WHAT THE EXERCISE ASKS:
Collect all lines below with the string "Gunung".

__________________________________________________

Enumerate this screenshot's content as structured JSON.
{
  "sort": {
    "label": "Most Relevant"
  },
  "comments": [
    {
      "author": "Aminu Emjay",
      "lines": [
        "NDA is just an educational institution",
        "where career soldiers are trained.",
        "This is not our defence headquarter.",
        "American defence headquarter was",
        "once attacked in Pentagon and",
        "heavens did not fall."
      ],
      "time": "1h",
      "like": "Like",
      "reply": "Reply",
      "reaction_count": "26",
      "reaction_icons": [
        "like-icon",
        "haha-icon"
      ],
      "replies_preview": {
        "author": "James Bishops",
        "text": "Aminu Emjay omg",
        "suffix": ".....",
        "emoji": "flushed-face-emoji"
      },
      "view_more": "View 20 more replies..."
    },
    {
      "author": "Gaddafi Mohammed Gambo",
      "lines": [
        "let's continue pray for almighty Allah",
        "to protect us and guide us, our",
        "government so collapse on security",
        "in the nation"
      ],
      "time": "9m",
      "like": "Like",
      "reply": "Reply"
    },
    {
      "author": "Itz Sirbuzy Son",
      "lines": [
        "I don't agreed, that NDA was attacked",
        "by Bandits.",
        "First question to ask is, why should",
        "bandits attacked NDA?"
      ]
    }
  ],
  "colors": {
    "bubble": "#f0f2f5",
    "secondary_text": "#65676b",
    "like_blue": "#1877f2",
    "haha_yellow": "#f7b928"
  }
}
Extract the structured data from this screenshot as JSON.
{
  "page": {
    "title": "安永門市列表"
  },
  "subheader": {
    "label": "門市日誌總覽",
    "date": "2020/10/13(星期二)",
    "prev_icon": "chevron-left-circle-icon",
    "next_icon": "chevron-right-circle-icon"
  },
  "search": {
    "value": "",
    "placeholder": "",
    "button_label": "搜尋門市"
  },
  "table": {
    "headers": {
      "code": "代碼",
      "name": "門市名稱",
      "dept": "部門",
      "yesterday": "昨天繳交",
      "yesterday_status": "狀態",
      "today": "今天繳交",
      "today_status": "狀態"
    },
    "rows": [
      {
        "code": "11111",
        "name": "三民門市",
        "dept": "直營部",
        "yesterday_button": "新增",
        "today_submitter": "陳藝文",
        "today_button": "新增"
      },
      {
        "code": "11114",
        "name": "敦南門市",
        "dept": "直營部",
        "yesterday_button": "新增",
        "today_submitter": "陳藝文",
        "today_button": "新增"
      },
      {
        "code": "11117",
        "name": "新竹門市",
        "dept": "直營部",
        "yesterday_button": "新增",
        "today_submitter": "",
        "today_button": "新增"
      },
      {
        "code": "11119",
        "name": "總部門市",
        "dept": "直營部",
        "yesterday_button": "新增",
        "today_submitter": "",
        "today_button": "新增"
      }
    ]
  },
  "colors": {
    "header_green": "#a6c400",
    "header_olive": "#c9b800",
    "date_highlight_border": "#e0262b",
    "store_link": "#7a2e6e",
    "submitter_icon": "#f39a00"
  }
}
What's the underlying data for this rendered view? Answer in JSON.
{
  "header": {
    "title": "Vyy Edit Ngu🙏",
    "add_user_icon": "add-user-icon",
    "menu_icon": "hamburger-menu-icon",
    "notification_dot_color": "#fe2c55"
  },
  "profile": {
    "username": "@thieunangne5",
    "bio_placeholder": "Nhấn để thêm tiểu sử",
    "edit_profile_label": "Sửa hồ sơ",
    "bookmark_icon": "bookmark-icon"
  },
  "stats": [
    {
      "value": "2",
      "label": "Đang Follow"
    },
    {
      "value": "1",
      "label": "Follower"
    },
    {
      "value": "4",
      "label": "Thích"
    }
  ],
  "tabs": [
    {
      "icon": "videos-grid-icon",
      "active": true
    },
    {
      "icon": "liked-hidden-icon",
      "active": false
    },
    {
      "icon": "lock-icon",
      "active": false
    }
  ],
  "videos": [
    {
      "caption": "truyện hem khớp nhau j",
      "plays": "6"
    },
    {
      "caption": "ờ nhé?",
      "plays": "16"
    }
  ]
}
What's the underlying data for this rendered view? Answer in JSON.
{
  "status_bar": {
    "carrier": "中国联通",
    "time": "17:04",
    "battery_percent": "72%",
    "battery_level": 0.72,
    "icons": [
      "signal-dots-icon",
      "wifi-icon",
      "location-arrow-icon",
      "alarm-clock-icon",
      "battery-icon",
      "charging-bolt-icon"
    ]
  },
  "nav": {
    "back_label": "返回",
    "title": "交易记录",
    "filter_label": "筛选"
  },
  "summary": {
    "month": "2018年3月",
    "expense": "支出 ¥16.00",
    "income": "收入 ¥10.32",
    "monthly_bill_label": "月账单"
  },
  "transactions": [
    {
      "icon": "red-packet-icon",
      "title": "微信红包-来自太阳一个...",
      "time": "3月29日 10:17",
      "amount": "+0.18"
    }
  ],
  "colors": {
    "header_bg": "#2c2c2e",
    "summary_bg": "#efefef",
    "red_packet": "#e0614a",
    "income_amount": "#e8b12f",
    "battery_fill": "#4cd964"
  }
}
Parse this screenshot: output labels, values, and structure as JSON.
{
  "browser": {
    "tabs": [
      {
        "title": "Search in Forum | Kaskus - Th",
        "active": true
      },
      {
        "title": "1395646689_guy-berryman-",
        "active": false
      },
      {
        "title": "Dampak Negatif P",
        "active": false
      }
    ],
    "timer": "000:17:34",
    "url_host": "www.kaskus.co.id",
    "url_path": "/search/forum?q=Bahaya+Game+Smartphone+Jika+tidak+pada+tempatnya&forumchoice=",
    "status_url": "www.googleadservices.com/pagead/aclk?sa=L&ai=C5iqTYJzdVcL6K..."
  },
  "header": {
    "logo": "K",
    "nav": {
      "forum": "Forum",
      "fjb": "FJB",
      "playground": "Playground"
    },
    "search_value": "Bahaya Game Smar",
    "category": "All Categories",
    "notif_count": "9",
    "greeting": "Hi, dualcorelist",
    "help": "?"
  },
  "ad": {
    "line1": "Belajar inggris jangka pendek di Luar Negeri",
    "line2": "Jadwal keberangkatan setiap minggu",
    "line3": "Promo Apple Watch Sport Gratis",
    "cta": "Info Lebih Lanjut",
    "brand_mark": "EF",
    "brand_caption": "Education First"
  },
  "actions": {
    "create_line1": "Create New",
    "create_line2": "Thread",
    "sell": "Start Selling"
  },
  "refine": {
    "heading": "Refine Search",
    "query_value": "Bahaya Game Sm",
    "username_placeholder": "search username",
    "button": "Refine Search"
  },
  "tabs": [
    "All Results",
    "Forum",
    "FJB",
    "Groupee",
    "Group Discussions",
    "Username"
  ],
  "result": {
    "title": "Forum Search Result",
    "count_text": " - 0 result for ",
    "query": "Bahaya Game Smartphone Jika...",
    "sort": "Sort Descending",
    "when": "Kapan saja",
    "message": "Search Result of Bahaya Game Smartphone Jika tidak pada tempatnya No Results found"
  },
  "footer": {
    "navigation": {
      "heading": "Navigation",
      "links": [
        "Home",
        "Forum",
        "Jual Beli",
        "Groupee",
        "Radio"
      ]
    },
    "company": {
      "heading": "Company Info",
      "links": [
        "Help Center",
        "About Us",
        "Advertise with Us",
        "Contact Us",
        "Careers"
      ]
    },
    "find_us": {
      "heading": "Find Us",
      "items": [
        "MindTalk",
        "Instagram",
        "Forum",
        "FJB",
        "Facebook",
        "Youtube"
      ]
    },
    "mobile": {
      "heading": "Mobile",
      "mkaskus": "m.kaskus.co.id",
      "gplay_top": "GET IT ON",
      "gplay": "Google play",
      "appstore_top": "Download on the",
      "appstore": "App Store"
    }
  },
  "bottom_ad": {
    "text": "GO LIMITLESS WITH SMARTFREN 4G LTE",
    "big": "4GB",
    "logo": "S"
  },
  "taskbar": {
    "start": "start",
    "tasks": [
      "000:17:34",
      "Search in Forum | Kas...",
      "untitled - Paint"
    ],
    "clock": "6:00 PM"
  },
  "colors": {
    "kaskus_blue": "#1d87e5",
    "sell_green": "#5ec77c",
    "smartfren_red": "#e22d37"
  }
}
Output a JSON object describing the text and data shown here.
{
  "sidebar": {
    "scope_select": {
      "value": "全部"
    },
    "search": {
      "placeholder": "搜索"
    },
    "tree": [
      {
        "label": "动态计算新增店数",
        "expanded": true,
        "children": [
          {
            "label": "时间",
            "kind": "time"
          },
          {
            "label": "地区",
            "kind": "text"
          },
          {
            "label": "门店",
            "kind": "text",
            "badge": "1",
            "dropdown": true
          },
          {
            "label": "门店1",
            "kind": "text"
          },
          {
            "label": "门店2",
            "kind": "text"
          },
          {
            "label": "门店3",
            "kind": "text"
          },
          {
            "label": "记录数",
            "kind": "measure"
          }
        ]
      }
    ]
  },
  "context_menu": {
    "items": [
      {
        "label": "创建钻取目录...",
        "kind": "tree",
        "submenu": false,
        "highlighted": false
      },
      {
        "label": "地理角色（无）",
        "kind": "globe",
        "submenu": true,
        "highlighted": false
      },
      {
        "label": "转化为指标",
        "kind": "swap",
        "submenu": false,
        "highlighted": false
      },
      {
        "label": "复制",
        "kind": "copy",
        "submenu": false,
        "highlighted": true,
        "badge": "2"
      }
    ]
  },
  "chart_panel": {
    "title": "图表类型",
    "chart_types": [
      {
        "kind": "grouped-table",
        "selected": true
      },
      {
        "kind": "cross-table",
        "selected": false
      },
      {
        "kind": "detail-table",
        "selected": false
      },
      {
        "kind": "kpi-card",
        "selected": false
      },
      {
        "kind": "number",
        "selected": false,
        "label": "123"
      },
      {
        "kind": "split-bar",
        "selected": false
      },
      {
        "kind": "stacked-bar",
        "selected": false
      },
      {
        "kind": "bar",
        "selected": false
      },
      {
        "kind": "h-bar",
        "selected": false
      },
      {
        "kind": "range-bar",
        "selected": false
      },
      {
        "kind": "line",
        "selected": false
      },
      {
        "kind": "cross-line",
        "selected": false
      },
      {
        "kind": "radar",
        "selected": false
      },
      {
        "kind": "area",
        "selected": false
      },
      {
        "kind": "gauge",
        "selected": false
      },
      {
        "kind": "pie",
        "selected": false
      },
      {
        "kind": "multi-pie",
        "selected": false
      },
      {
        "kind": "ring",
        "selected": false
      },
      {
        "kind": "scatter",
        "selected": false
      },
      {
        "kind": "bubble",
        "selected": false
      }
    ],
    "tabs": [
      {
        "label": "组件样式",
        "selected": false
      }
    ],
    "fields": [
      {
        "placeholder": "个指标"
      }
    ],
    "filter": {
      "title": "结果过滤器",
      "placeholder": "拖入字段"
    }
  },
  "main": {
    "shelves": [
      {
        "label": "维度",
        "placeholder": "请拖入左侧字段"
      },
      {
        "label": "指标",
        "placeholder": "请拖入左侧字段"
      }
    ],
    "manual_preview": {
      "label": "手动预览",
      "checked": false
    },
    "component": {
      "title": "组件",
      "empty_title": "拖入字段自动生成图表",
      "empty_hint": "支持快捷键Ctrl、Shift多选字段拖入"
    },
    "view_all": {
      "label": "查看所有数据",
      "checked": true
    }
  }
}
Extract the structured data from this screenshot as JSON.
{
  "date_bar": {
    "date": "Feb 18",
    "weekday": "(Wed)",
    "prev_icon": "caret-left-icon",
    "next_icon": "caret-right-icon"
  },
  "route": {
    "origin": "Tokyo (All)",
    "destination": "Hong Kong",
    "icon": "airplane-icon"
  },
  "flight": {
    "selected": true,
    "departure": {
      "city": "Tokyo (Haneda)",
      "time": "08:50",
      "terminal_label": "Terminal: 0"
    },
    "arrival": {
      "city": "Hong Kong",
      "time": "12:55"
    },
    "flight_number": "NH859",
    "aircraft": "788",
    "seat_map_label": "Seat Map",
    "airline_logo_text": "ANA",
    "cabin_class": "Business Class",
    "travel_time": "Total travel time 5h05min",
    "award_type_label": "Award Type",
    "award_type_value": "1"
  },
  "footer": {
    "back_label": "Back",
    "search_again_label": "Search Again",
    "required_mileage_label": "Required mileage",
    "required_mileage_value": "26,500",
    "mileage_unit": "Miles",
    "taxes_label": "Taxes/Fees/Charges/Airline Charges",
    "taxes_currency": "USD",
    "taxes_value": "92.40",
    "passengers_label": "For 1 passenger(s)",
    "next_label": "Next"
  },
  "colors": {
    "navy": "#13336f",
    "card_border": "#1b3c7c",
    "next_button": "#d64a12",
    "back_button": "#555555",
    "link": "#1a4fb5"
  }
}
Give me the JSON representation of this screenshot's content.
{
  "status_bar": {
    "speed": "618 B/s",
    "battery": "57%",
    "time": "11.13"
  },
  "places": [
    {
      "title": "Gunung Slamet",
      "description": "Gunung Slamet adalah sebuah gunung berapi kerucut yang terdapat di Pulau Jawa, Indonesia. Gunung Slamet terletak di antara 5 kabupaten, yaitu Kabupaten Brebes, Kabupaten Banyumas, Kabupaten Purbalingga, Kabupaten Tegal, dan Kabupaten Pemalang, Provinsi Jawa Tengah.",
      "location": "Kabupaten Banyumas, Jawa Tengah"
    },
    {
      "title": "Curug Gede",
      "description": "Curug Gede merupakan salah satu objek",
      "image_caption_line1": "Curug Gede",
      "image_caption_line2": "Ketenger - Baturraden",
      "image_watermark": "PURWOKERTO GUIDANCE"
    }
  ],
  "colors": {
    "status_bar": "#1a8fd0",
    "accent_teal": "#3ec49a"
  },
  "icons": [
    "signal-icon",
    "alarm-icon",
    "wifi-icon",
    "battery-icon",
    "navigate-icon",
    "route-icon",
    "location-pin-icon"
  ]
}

__________________________________________________

FULL SOLUTION:
      "title": "Gunung Slamet",
      "description": "Gunung Slamet adalah sebuah gunung berapi kerucut yang terdapat di Pulau Jawa, Indonesia. Gunung Slamet terletak di antara 5 kabupaten, yaitu Kabupaten Brebes, Kabupaten Banyumas, Kabupaten Purbalingga, Kabupaten Tegal, dan Kabupaten Pemalang, Provinsi Jawa Tengah.",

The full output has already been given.